##### GIVEN INFORMATION

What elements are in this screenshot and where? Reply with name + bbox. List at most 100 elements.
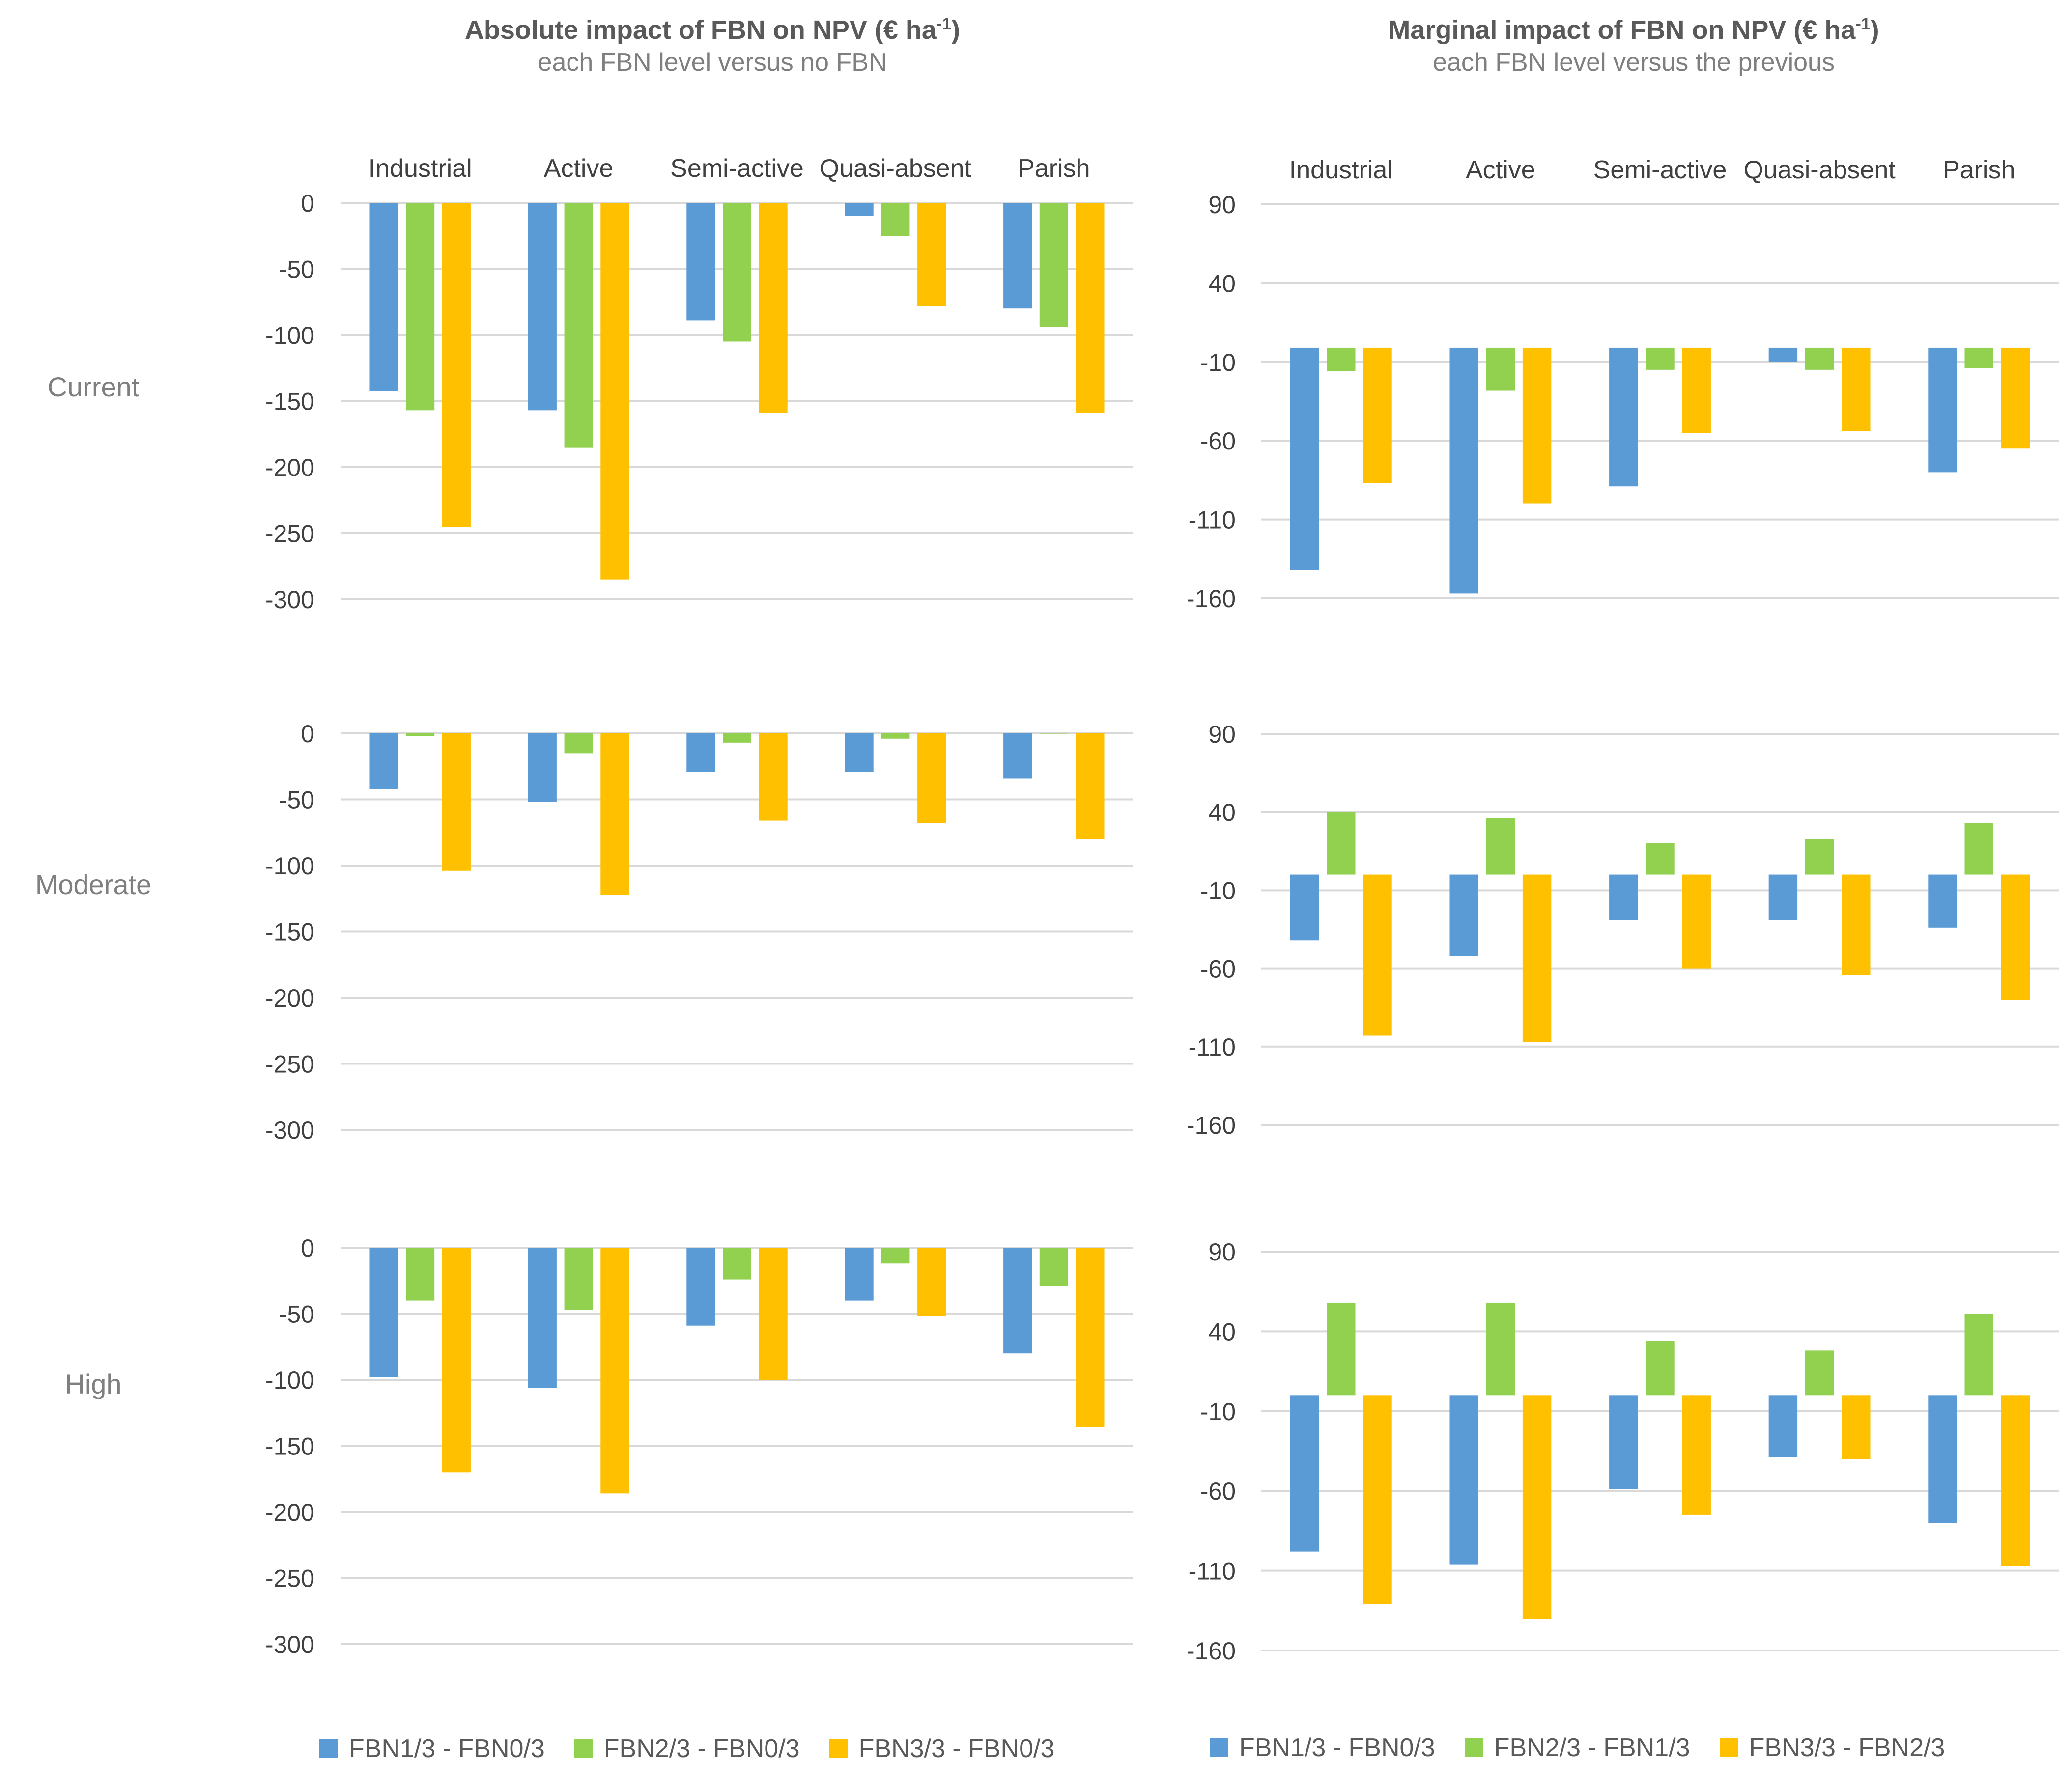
bar-marg-moderate-industrial-s2: [1327, 812, 1356, 875]
bar-marg-current-industrial-s1: [1290, 347, 1319, 570]
y-tick-label: -60: [1200, 427, 1236, 455]
bar-abs-current-industrial-s2: [406, 203, 435, 411]
y-tick-label: -110: [1189, 1558, 1236, 1585]
bar-abs-current-quasi-absent-s2: [881, 203, 910, 236]
y-tick-label: 90: [1208, 721, 1236, 748]
bar-marg-moderate-quasi-absent-s3: [1842, 874, 1871, 975]
legend-left: FBN1/3 - FBN0/3 FBN2/3 - FBN0/3 FBN3/3 -…: [319, 1734, 1084, 1763]
bar-marg-current-semi-active-s3: [1682, 347, 1711, 433]
left-title: Absolute impact of FBN on NPV (€ ha-1): [464, 15, 961, 45]
bar-abs-current-semi-active-s3: [759, 203, 788, 413]
bar-abs-moderate-active-s2: [564, 733, 593, 754]
legend-right-item-3: FBN3/3 - FBN2/3: [1719, 1733, 1945, 1762]
bar-marg-current-semi-active-s1: [1609, 347, 1638, 487]
bar-marg-current-active-s2: [1486, 347, 1515, 391]
left-title-block: Absolute impact of FBN on NPV (€ ha-1) e…: [393, 8, 1032, 79]
legend-left-swatch-3: [829, 1739, 848, 1758]
bar-marg-moderate-quasi-absent-s2: [1805, 839, 1834, 875]
y-tick-label: -160: [1187, 1112, 1236, 1139]
bar-abs-high-quasi-absent-s3: [917, 1248, 946, 1316]
y-tick-label: -250: [265, 520, 314, 548]
bar-abs-moderate-industrial-s1: [369, 733, 398, 789]
category-label: Industrial: [1289, 156, 1393, 184]
bar-marg-high-parish-s2: [1964, 1314, 1993, 1396]
bar-abs-moderate-industrial-s3: [442, 733, 471, 871]
y-tick-label: 0: [301, 190, 314, 217]
legend-left-swatch-1: [319, 1739, 338, 1758]
bar-marg-high-quasi-absent-s3: [1842, 1395, 1871, 1459]
category-label: Semi-active: [1593, 156, 1727, 184]
bar-abs-high-quasi-absent-s1: [845, 1248, 874, 1301]
legend-left-item-2: FBN2/3 - FBN0/3: [574, 1734, 800, 1763]
chart-abs-high: 0 -50 -100 -150 -200 -250 -300: [265, 1234, 1133, 1658]
bar-abs-high-active-s1: [528, 1248, 557, 1388]
bar-marg-current-active-s1: [1449, 347, 1478, 594]
bar-abs-current-industrial-s1: [369, 203, 398, 391]
chart-abs-moderate: 0 -50 -100 -150 -200 -250 -300: [265, 720, 1133, 1144]
y-tick-label: -110: [1189, 506, 1236, 534]
y-tick-label: 0: [301, 720, 314, 748]
category-label: Parish: [1018, 154, 1090, 183]
y-tick-label: -150: [265, 388, 314, 416]
y-tick-label: -100: [265, 322, 314, 349]
bar-marg-moderate-parish-s2: [1964, 823, 1993, 875]
legend-left-label-3: FBN3/3 - FBN0/3: [858, 1734, 1055, 1763]
row-label-high: High: [65, 1369, 122, 1399]
y-tick-label: 90: [1208, 1238, 1236, 1266]
row-label-moderate: Moderate: [35, 869, 152, 900]
y-tick-label: -50: [279, 1301, 314, 1328]
category-label: Parish: [1943, 156, 2015, 184]
bar-abs-current-semi-active-s2: [722, 203, 752, 342]
bar-marg-high-semi-active-s3: [1682, 1395, 1711, 1515]
legend-left-swatch-2: [574, 1739, 593, 1758]
bar-abs-current-active-s2: [564, 203, 593, 448]
y-tick-label: -300: [265, 1631, 314, 1658]
bar-abs-moderate-quasi-absent-s2: [881, 733, 910, 739]
bar-marg-moderate-semi-active-s1: [1609, 874, 1638, 920]
y-tick-label: -100: [265, 1367, 314, 1394]
bar-marg-current-quasi-absent-s3: [1842, 347, 1871, 431]
bar-marg-moderate-industrial-s1: [1290, 874, 1319, 941]
bar-abs-moderate-quasi-absent-s3: [917, 733, 946, 823]
y-tick-label: -200: [265, 1499, 314, 1526]
bar-abs-current-quasi-absent-s1: [845, 203, 874, 216]
row-label-current: Current: [47, 371, 140, 402]
legend-right-item-2: FBN2/3 - FBN1/3: [1464, 1733, 1690, 1762]
bar-abs-high-semi-active-s3: [759, 1248, 788, 1380]
legend-left-label-2: FBN2/3 - FBN0/3: [603, 1734, 800, 1763]
y-tick-label: 40: [1208, 799, 1236, 826]
bar-marg-high-semi-active-s1: [1609, 1395, 1638, 1489]
y-tick-label: -300: [265, 1117, 314, 1144]
bar-abs-high-parish-s3: [1076, 1248, 1105, 1427]
bar-marg-moderate-parish-s1: [1928, 874, 1957, 928]
legend-left-item-1: FBN1/3 - FBN0/3: [319, 1734, 545, 1763]
left-subtitle: each FBN level versus no FBN: [538, 48, 887, 77]
y-tick-label: -10: [1200, 877, 1236, 904]
y-tick-label: -10: [1200, 1398, 1236, 1426]
y-tick-label: -200: [265, 454, 314, 481]
bar-marg-high-quasi-absent-s2: [1805, 1350, 1834, 1396]
bar-abs-current-active-s3: [600, 203, 629, 580]
bar-marg-high-active-s3: [1522, 1395, 1552, 1619]
y-tick-label: -10: [1200, 349, 1236, 376]
bar-marg-moderate-active-s3: [1522, 874, 1552, 1042]
y-tick-label: -50: [279, 786, 314, 814]
bar-abs-high-parish-s2: [1039, 1248, 1068, 1287]
bar-abs-current-semi-active-s1: [686, 203, 715, 321]
bar-abs-high-quasi-absent-s2: [881, 1248, 910, 1264]
category-label: Industrial: [369, 154, 472, 183]
bar-marg-current-semi-active-s2: [1646, 347, 1675, 370]
bar-abs-current-industrial-s3: [442, 203, 471, 527]
y-tick-label: -60: [1200, 1478, 1236, 1505]
bar-abs-current-parish-s1: [1003, 203, 1032, 309]
bar-abs-moderate-parish-s1: [1003, 733, 1032, 779]
y-tick-label: -100: [265, 852, 314, 880]
y-tick-label: 40: [1208, 1318, 1236, 1345]
bar-abs-moderate-semi-active-s3: [759, 733, 788, 821]
bar-marg-current-parish-s3: [2001, 347, 2030, 449]
legend-left-label-1: FBN1/3 - FBN0/3: [349, 1734, 545, 1763]
right-title-block: Marginal impact of FBN on NPV (€ ha-1) e…: [1307, 8, 1960, 79]
legend-left-item-3: FBN3/3 - FBN0/3: [829, 1734, 1055, 1763]
bar-abs-high-industrial-s1: [369, 1248, 398, 1377]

##########

__PROBLEM REQUIREMENTS__.
Give these lines again word for word, leaving the pictures out.

__TASK ANSWER__.
What elements are in this screenshot and where? Reply with name + bbox. List at most 100 elements.
bar-marg-moderate-industrial-s2: [1327, 812, 1356, 875]
bar-marg-current-industrial-s1: [1290, 347, 1319, 570]
y-tick-label: -60: [1200, 427, 1236, 455]
bar-abs-current-industrial-s2: [406, 203, 435, 411]
y-tick-label: -110: [1189, 1558, 1236, 1585]
bar-abs-current-quasi-absent-s2: [881, 203, 910, 236]
y-tick-label: 90: [1208, 721, 1236, 748]
bar-marg-moderate-quasi-absent-s3: [1842, 874, 1871, 975]
legend-left: FBN1/3 - FBN0/3 FBN2/3 - FBN0/3 FBN3/3 -…: [319, 1734, 1084, 1763]
bar-marg-current-semi-active-s3: [1682, 347, 1711, 433]
left-title: Absolute impact of FBN on NPV (€ ha-1): [464, 15, 961, 45]
bar-abs-current-semi-active-s3: [759, 203, 788, 413]
bar-abs-moderate-active-s2: [564, 733, 593, 754]
legend-right-item-3: FBN3/3 - FBN2/3: [1719, 1733, 1945, 1762]
bar-marg-current-semi-active-s1: [1609, 347, 1638, 487]
bar-marg-current-active-s2: [1486, 347, 1515, 391]
left-title-block: Absolute impact of FBN on NPV (€ ha-1) e…: [393, 8, 1032, 79]
legend-left-swatch-3: [829, 1739, 848, 1758]
bar-marg-moderate-quasi-absent-s2: [1805, 839, 1834, 875]
y-tick-label: -160: [1187, 1112, 1236, 1139]
bar-abs-high-quasi-absent-s3: [917, 1248, 946, 1316]
y-tick-label: -250: [265, 520, 314, 548]
bar-abs-moderate-industrial-s1: [369, 733, 398, 789]
category-label: Industrial: [1289, 156, 1393, 184]
bar-marg-high-parish-s2: [1964, 1314, 1993, 1396]
bar-abs-moderate-industrial-s3: [442, 733, 471, 871]
y-tick-label: 0: [301, 190, 314, 217]
legend-left-swatch-1: [319, 1739, 338, 1758]
bar-marg-high-quasi-absent-s3: [1842, 1395, 1871, 1459]
category-label: Semi-active: [1593, 156, 1727, 184]
bar-abs-high-quasi-absent-s1: [845, 1248, 874, 1301]
legend-left-item-2: FBN2/3 - FBN0/3: [574, 1734, 800, 1763]
chart-abs-high: 0 -50 -100 -150 -200 -250 -300: [265, 1234, 1133, 1658]
bar-abs-high-active-s1: [528, 1248, 557, 1388]
bar-marg-current-active-s1: [1449, 347, 1478, 594]
bar-abs-current-industrial-s1: [369, 203, 398, 391]
chart-abs-moderate: 0 -50 -100 -150 -200 -250 -300: [265, 720, 1133, 1144]
y-tick-label: -110: [1189, 506, 1236, 534]
y-tick-label: 0: [301, 720, 314, 748]
category-label: Parish: [1018, 154, 1090, 183]
y-tick-label: -150: [265, 388, 314, 416]
y-tick-label: -100: [265, 322, 314, 349]
bar-marg-moderate-parish-s2: [1964, 823, 1993, 875]
legend-left-label-3: FBN3/3 - FBN0/3: [858, 1734, 1055, 1763]
row-label-high: High: [65, 1369, 122, 1399]
y-tick-label: 90: [1208, 1238, 1236, 1266]
row-label-moderate: Moderate: [35, 869, 152, 900]
y-tick-label: -50: [279, 1301, 314, 1328]
category-label: Parish: [1943, 156, 2015, 184]
bar-abs-current-semi-active-s2: [722, 203, 752, 342]
bar-marg-high-semi-active-s3: [1682, 1395, 1711, 1515]
legend-left-swatch-2: [574, 1739, 593, 1758]
bar-abs-current-active-s2: [564, 203, 593, 448]
y-tick-label: -300: [265, 1631, 314, 1658]
bar-abs-moderate-quasi-absent-s2: [881, 733, 910, 739]
bar-marg-moderate-semi-active-s1: [1609, 874, 1638, 920]
y-tick-label: -100: [265, 1367, 314, 1394]
bar-marg-current-quasi-absent-s3: [1842, 347, 1871, 431]
bar-marg-moderate-industrial-s1: [1290, 874, 1319, 941]
bar-abs-moderate-quasi-absent-s3: [917, 733, 946, 823]
y-tick-label: -200: [265, 1499, 314, 1526]
bar-abs-current-quasi-absent-s1: [845, 203, 874, 216]
row-label-current: Current: [47, 371, 140, 402]
legend-right-item-2: FBN2/3 - FBN1/3: [1464, 1733, 1690, 1762]
bar-abs-high-semi-active-s3: [759, 1248, 788, 1380]
legend-left-label-2: FBN2/3 - FBN0/3: [603, 1734, 800, 1763]
y-tick-label: 40: [1208, 799, 1236, 826]
bar-marg-high-semi-active-s1: [1609, 1395, 1638, 1489]
y-tick-label: -300: [265, 1117, 314, 1144]
bar-abs-high-parish-s3: [1076, 1248, 1105, 1427]
bar-marg-moderate-parish-s1: [1928, 874, 1957, 928]
legend-left-item-1: FBN1/3 - FBN0/3: [319, 1734, 545, 1763]
left-subtitle: each FBN level versus no FBN: [538, 48, 887, 77]
y-tick-label: -10: [1200, 877, 1236, 904]
y-tick-label: -10: [1200, 1398, 1236, 1426]
y-tick-label: -200: [265, 454, 314, 481]
bar-marg-high-quasi-absent-s2: [1805, 1350, 1834, 1396]
bar-abs-current-active-s3: [600, 203, 629, 580]
bar-marg-high-active-s3: [1522, 1395, 1552, 1619]
y-tick-label: -10: [1200, 349, 1236, 376]
bar-marg-moderate-active-s3: [1522, 874, 1552, 1042]
y-tick-label: -50: [279, 786, 314, 814]
bar-abs-high-parish-s2: [1039, 1248, 1068, 1287]
bar-abs-current-semi-active-s1: [686, 203, 715, 321]
bar-abs-high-quasi-absent-s2: [881, 1248, 910, 1264]
category-label: Industrial: [369, 154, 472, 183]
bar-marg-current-semi-active-s2: [1646, 347, 1675, 370]
bar-abs-current-industrial-s3: [442, 203, 471, 527]
y-tick-label: -60: [1200, 1478, 1236, 1505]
bar-abs-current-parish-s1: [1003, 203, 1032, 309]
bar-abs-moderate-parish-s1: [1003, 733, 1032, 779]
y-tick-label: -100: [265, 852, 314, 880]
y-tick-label: 40: [1208, 1318, 1236, 1345]
bar-abs-moderate-semi-active-s3: [759, 733, 788, 821]
bar-marg-current-parish-s3: [2001, 347, 2030, 449]
legend-left-label-1: FBN1/3 - FBN0/3: [349, 1734, 545, 1763]
right-title-block: Marginal impact of FBN on NPV (€ ha-1) e…: [1307, 8, 1960, 79]
legend-left-item-3: FBN3/3 - FBN0/3: [829, 1734, 1055, 1763]
bar-abs-high-industrial-s1: [369, 1248, 398, 1377]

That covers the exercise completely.